# Start of Working data

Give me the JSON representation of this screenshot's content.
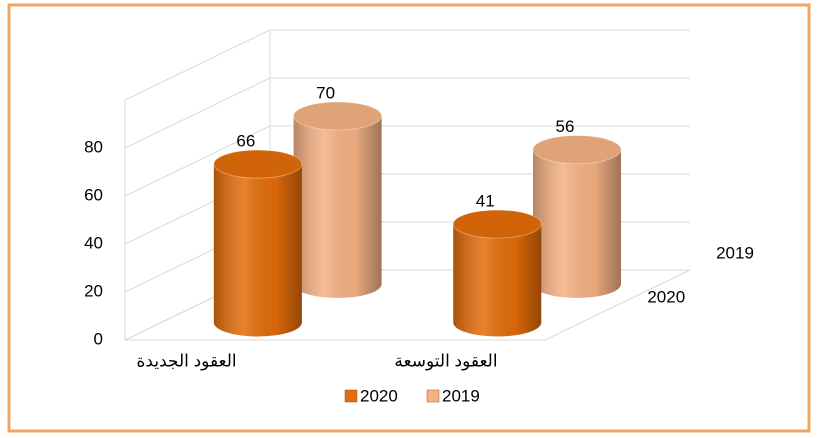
{
  "chart_data": {
    "type": "bar3d",
    "categories": [
      "العقود الجديدة",
      "العقود التوسعة"
    ],
    "series": [
      {
        "name": "2020",
        "color": "#e36c0a",
        "values": [
          66,
          41
        ]
      },
      {
        "name": "2019",
        "color": "#f4b183",
        "values": [
          70,
          56
        ]
      }
    ],
    "ylim": [
      0,
      100
    ],
    "yticks": [
      0,
      20,
      40,
      60,
      80
    ],
    "grid": true,
    "legend": "bottom"
  }
}
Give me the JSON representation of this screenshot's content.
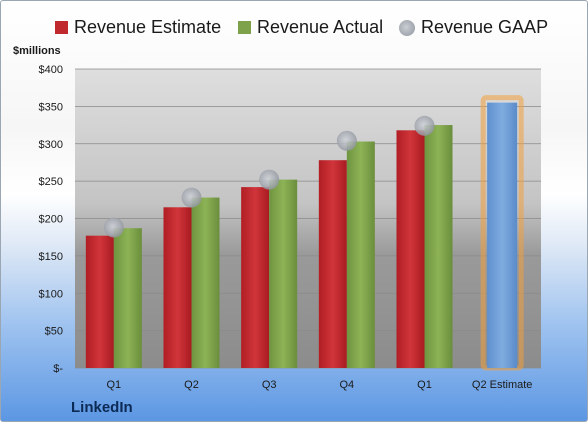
{
  "chart_data": {
    "type": "bar",
    "ylabel": "$millions",
    "ylim": [
      0,
      400
    ],
    "y_ticks": [
      "$-",
      "$50",
      "$100",
      "$150",
      "$200",
      "$250",
      "$300",
      "$350",
      "$400"
    ],
    "categories": [
      "Q1",
      "Q2",
      "Q3",
      "Q4",
      "Q1",
      "Q2 Estimate"
    ],
    "series": [
      {
        "name": "Revenue Estimate",
        "type": "bar",
        "color": "#c0292e",
        "values": [
          177,
          215,
          242,
          278,
          318,
          null
        ]
      },
      {
        "name": "Revenue Actual",
        "type": "bar",
        "color": "#7ea24a",
        "values": [
          187,
          228,
          252,
          303,
          325,
          null
        ]
      },
      {
        "name": "Revenue GAAP",
        "type": "scatter",
        "color": "#a7acb4",
        "values": [
          188,
          228,
          252,
          304,
          324,
          null
        ]
      },
      {
        "name": "Q2 Estimate",
        "type": "bar",
        "color": "#6d9bd6",
        "highlight": "#f2a13c",
        "values": [
          null,
          null,
          null,
          null,
          null,
          355
        ]
      }
    ],
    "legend": "top",
    "grid": true
  },
  "brand": "LinkedIn"
}
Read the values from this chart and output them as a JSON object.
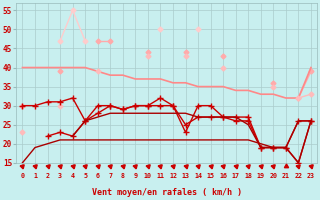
{
  "x": [
    0,
    1,
    2,
    3,
    4,
    5,
    6,
    7,
    8,
    9,
    10,
    11,
    12,
    13,
    14,
    15,
    16,
    17,
    18,
    19,
    20,
    21,
    22,
    23
  ],
  "line_lightest_zigzag": [
    null,
    null,
    null,
    47,
    55,
    47,
    null,
    null,
    null,
    null,
    null,
    50,
    null,
    null,
    50,
    null,
    null,
    null,
    null,
    null,
    null,
    null,
    null,
    null
  ],
  "line_light_zigzag": [
    null,
    null,
    null,
    39,
    null,
    null,
    47,
    47,
    null,
    null,
    44,
    null,
    null,
    44,
    null,
    null,
    43,
    null,
    null,
    null,
    null,
    null,
    null,
    null
  ],
  "line_light_connect": [
    30,
    null,
    null,
    null,
    null,
    null,
    null,
    null,
    null,
    null,
    null,
    null,
    null,
    null,
    null,
    null,
    null,
    null,
    null,
    null,
    36,
    null,
    32,
    39
  ],
  "line_med_upper": [
    40,
    40,
    40,
    40,
    40,
    40,
    39,
    38,
    38,
    37,
    37,
    37,
    36,
    36,
    35,
    35,
    35,
    34,
    34,
    33,
    33,
    32,
    32,
    40
  ],
  "line_med_lower": [
    23,
    null,
    null,
    30,
    null,
    null,
    39,
    null,
    null,
    null,
    43,
    null,
    null,
    43,
    null,
    null,
    40,
    null,
    null,
    null,
    35,
    null,
    32,
    33
  ],
  "line_dark1": [
    30,
    30,
    31,
    31,
    32,
    26,
    30,
    30,
    29,
    30,
    30,
    32,
    30,
    23,
    30,
    30,
    27,
    27,
    27,
    19,
    19,
    19,
    15,
    26
  ],
  "line_dark2": [
    null,
    null,
    22,
    23,
    22,
    26,
    28,
    30,
    29,
    30,
    30,
    30,
    30,
    25,
    27,
    27,
    27,
    26,
    26,
    19,
    19,
    19,
    26,
    26
  ],
  "line_dark3": [
    15,
    19,
    20,
    21,
    21,
    21,
    21,
    21,
    21,
    21,
    21,
    21,
    21,
    21,
    21,
    21,
    21,
    21,
    21,
    20,
    19,
    19,
    15,
    26
  ],
  "line_dark4": [
    null,
    null,
    22,
    null,
    22,
    26,
    27,
    28,
    28,
    28,
    28,
    28,
    28,
    28,
    27,
    27,
    27,
    27,
    25,
    19,
    19,
    19,
    26,
    26
  ],
  "xlabel": "Vent moyen/en rafales ( km/h )",
  "bg_color": "#c8efef",
  "grid_color": "#aacccc",
  "dark_red": "#cc0000",
  "med_red": "#dd5555",
  "light_pink1": "#ffaaaa",
  "light_pink2": "#ffcccc",
  "med_pink1": "#ff8888",
  "med_pink2": "#ffbbbb",
  "ylim": [
    15,
    57
  ],
  "yticks": [
    15,
    20,
    25,
    30,
    35,
    40,
    45,
    50,
    55
  ]
}
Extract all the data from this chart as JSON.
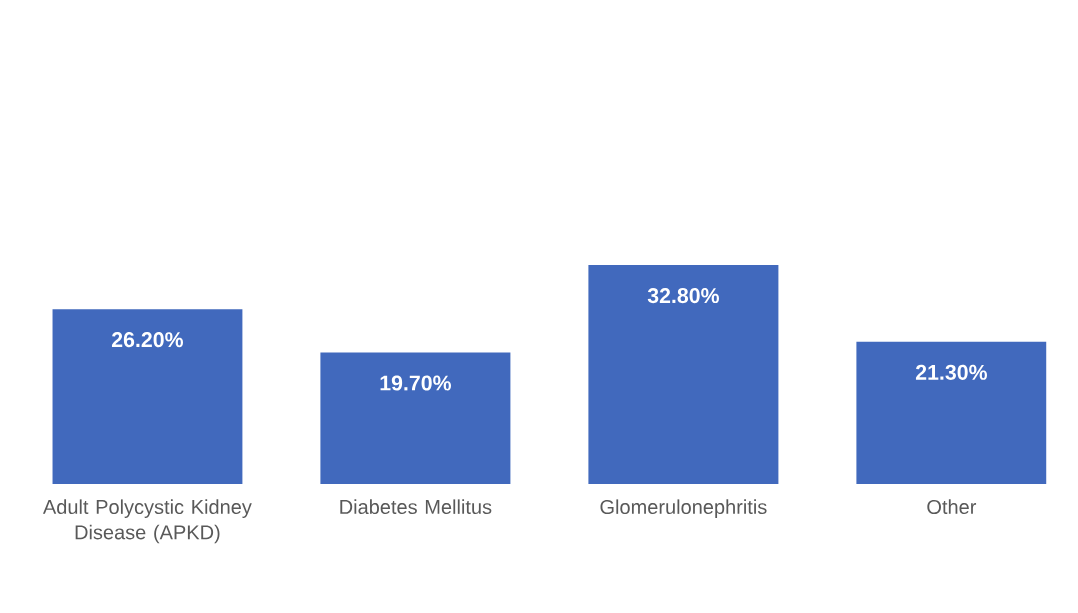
{
  "chart_data": {
    "type": "bar",
    "categories": [
      "Adult Polycystic Kidney Disease (APKD)",
      "Diabetes Mellitus",
      "Glomerulonephritis",
      "Other"
    ],
    "values": [
      26.2,
      19.7,
      32.8,
      21.3
    ],
    "value_labels": [
      "26.20%",
      "19.70%",
      "32.80%",
      "21.30%"
    ],
    "color": "#4169bd"
  }
}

# End of Working data

Goal
Every record above should be written out again exactly; the pictures stay out of the copy.

Reply to the task
Give me the JSON representation of this screenshot's content.
{
  "chart_data": {
    "type": "bar3d",
    "categories": [
      "العقود الجديدة",
      "العقود التوسعة"
    ],
    "series": [
      {
        "name": "2020",
        "color": "#e36c0a",
        "values": [
          66,
          41
        ]
      },
      {
        "name": "2019",
        "color": "#f4b183",
        "values": [
          70,
          56
        ]
      }
    ],
    "ylim": [
      0,
      100
    ],
    "yticks": [
      0,
      20,
      40,
      60,
      80
    ],
    "grid": true,
    "legend": "bottom"
  }
}
Give me the JSON representation of this screenshot's content.
{
  "chart_data": {
    "type": "bar",
    "ylabel": "$millions",
    "ylim": [
      0,
      400
    ],
    "y_ticks": [
      "$-",
      "$50",
      "$100",
      "$150",
      "$200",
      "$250",
      "$300",
      "$350",
      "$400"
    ],
    "categories": [
      "Q1",
      "Q2",
      "Q3",
      "Q4",
      "Q1",
      "Q2 Estimate"
    ],
    "series": [
      {
        "name": "Revenue Estimate",
        "type": "bar",
        "color": "#c0292e",
        "values": [
          177,
          215,
          242,
          278,
          318,
          null
        ]
      },
      {
        "name": "Revenue Actual",
        "type": "bar",
        "color": "#7ea24a",
        "values": [
          187,
          228,
          252,
          303,
          325,
          null
        ]
      },
      {
        "name": "Revenue GAAP",
        "type": "scatter",
        "color": "#a7acb4",
        "values": [
          188,
          228,
          252,
          304,
          324,
          null
        ]
      },
      {
        "name": "Q2 Estimate",
        "type": "bar",
        "color": "#6d9bd6",
        "highlight": "#f2a13c",
        "values": [
          null,
          null,
          null,
          null,
          null,
          355
        ]
      }
    ],
    "legend": "top",
    "grid": true
  },
  "brand": "LinkedIn"
}
Read the values from this chart and output them as a JSON object.
{
  "x": [
    0,
    1,
    2,
    3,
    4,
    5,
    6,
    7,
    8,
    9,
    10,
    11,
    12,
    13,
    14,
    15,
    16,
    17,
    18,
    19,
    20,
    21,
    22,
    23
  ],
  "line_lightest_zigzag": [
    null,
    null,
    null,
    47,
    55,
    47,
    null,
    null,
    null,
    null,
    null,
    50,
    null,
    null,
    50,
    null,
    null,
    null,
    null,
    null,
    null,
    null,
    null,
    null
  ],
  "line_light_zigzag": [
    null,
    null,
    null,
    39,
    null,
    null,
    47,
    47,
    null,
    null,
    44,
    null,
    null,
    44,
    null,
    null,
    43,
    null,
    null,
    null,
    null,
    null,
    null,
    null
  ],
  "line_light_connect": [
    30,
    null,
    null,
    null,
    null,
    null,
    null,
    null,
    null,
    null,
    null,
    null,
    null,
    null,
    null,
    null,
    null,
    null,
    null,
    null,
    36,
    null,
    32,
    39
  ],
  "line_med_upper": [
    40,
    40,
    40,
    40,
    40,
    40,
    39,
    38,
    38,
    37,
    37,
    37,
    36,
    36,
    35,
    35,
    35,
    34,
    34,
    33,
    33,
    32,
    32,
    40
  ],
  "line_med_lower": [
    23,
    null,
    null,
    30,
    null,
    null,
    39,
    null,
    null,
    null,
    43,
    null,
    null,
    43,
    null,
    null,
    40,
    null,
    null,
    null,
    35,
    null,
    32,
    33
  ],
  "line_dark1": [
    30,
    30,
    31,
    31,
    32,
    26,
    30,
    30,
    29,
    30,
    30,
    32,
    30,
    23,
    30,
    30,
    27,
    27,
    27,
    19,
    19,
    19,
    15,
    26
  ],
  "line_dark2": [
    null,
    null,
    22,
    23,
    22,
    26,
    28,
    30,
    29,
    30,
    30,
    30,
    30,
    25,
    27,
    27,
    27,
    26,
    26,
    19,
    19,
    19,
    26,
    26
  ],
  "line_dark3": [
    15,
    19,
    20,
    21,
    21,
    21,
    21,
    21,
    21,
    21,
    21,
    21,
    21,
    21,
    21,
    21,
    21,
    21,
    21,
    20,
    19,
    19,
    15,
    26
  ],
  "line_dark4": [
    null,
    null,
    22,
    null,
    22,
    26,
    27,
    28,
    28,
    28,
    28,
    28,
    28,
    28,
    27,
    27,
    27,
    27,
    25,
    19,
    19,
    19,
    26,
    26
  ],
  "xlabel": "Vent moyen/en rafales ( km/h )",
  "bg_color": "#c8efef",
  "grid_color": "#aacccc",
  "dark_red": "#cc0000",
  "med_red": "#dd5555",
  "light_pink1": "#ffaaaa",
  "light_pink2": "#ffcccc",
  "med_pink1": "#ff8888",
  "med_pink2": "#ffbbbb",
  "ylim": [
    15,
    57
  ],
  "yticks": [
    15,
    20,
    25,
    30,
    35,
    40,
    45,
    50,
    55
  ]
}
Extract all the data from this chart as JSON.
{
  "chart_data": {
    "type": "bar",
    "categories": [
      "Adult Polycystic Kidney Disease (APKD)",
      "Diabetes Mellitus",
      "Glomerulonephritis",
      "Other"
    ],
    "values": [
      26.2,
      19.7,
      32.8,
      21.3
    ],
    "value_labels": [
      "26.20%",
      "19.70%",
      "32.80%",
      "21.30%"
    ],
    "color": "#4169bd"
  }
}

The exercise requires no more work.